Alice Walker celebra as mulheres negras e defende o direito ao aborto na Flip

04 de dezembro, 2021

Autora de ‘A Cor Púrpura’ dividiu mesa emocionante com Conceição Evaristo neste sábado

(Folha de S. Paulo | 04/12/2021 | Por Walter Porto)

SÃO PAULO

As afinidades eram tantas que parece que a mesa da Flip que aconteceu neste sábado foi só o empurrãozinho que faltava para um encontro que deveria acontecer de qualquer jeito entre a americana Alice Walker e a brasileira Conceição Evaristo.

O principal mote da conversa foram os modos de se manifestar literariamente como mulher negra —tanto as maneiras de abrir portas comumente emperradas quanto os desafios de fazer jus a uma herança cultural de muitas gerações que foram silenciadas.

“Não importa o que as pessoas digam sobre você ou o quanto elas queiram que se cale, seu trabalho como mulher negra é lembrar por que você está neste mundo e florescer com ele”, disse Walker, lembrando que seu maior sucesso, “A Cor Púrpura”, foi severamente atacado mesmo depois de torná-la a primeira negra a vencer o Pulitzer de ficção.

“Percebi que, antes de reclamar que as pessoas não entendiam meu dom, eu deveria fundar minha própria editora e publicar outras mulheres. Antes da pergunta ‘por que não somos publicadas?’ vem ‘podemos publicar a nós mesmas?’.”

Dados armazenados |

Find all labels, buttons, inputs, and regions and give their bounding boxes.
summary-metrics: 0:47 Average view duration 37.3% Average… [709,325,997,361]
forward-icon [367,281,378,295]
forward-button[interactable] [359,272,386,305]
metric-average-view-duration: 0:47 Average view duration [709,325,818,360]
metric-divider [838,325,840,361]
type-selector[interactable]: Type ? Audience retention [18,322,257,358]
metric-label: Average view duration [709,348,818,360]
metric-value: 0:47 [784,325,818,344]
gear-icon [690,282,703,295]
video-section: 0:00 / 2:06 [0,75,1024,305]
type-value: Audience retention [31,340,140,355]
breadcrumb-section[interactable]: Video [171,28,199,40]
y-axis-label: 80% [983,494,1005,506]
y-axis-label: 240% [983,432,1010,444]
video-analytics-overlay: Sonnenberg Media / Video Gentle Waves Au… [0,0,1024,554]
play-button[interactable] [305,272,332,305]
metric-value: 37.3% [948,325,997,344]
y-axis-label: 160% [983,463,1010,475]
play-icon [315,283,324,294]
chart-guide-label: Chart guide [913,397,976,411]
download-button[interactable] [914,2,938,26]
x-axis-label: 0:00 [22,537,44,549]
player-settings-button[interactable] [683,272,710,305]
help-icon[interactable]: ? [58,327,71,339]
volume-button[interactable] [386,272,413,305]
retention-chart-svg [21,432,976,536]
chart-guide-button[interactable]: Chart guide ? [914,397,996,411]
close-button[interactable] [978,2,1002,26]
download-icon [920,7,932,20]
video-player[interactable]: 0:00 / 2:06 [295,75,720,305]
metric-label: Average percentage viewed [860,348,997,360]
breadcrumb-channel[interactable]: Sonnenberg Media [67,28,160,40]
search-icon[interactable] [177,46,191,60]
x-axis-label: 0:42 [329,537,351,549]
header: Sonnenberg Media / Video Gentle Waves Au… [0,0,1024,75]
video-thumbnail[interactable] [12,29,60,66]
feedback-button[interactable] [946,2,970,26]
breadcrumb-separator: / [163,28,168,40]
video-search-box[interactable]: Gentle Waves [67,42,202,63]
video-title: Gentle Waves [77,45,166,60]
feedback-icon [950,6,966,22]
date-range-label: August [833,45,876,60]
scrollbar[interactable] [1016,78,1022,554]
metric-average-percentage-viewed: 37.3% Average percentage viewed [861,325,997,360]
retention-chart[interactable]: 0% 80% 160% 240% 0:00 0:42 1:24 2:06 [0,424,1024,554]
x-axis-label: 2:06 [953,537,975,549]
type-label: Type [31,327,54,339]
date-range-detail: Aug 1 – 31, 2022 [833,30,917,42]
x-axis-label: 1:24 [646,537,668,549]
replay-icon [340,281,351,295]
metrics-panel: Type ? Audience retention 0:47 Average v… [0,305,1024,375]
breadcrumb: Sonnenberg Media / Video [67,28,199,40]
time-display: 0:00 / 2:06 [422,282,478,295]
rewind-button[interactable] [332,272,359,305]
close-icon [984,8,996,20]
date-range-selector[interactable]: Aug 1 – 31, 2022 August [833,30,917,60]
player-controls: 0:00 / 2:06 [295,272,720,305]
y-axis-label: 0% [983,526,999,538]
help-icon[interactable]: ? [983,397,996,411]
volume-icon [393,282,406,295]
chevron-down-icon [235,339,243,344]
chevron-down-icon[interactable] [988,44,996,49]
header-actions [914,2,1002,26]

Atividade proposta |
Reescreva o trecho da reportagem sobre Alice Walker que começa nas palavras "Alice Walker celebra" e termina em "Por Walter Porto)". Troque "mesa" por "sessão".

Resolução da atividade |
Alice Walker celebra as mulheres negras e defende o direito ao aborto na Flip

04 de dezembro, 2021

Autora de ‘A Cor Púrpura’ dividiu sessão emocionante com Conceição Evaristo neste sábado

(Folha de S. Paulo | 04/12/2021 | Por Walter Porto)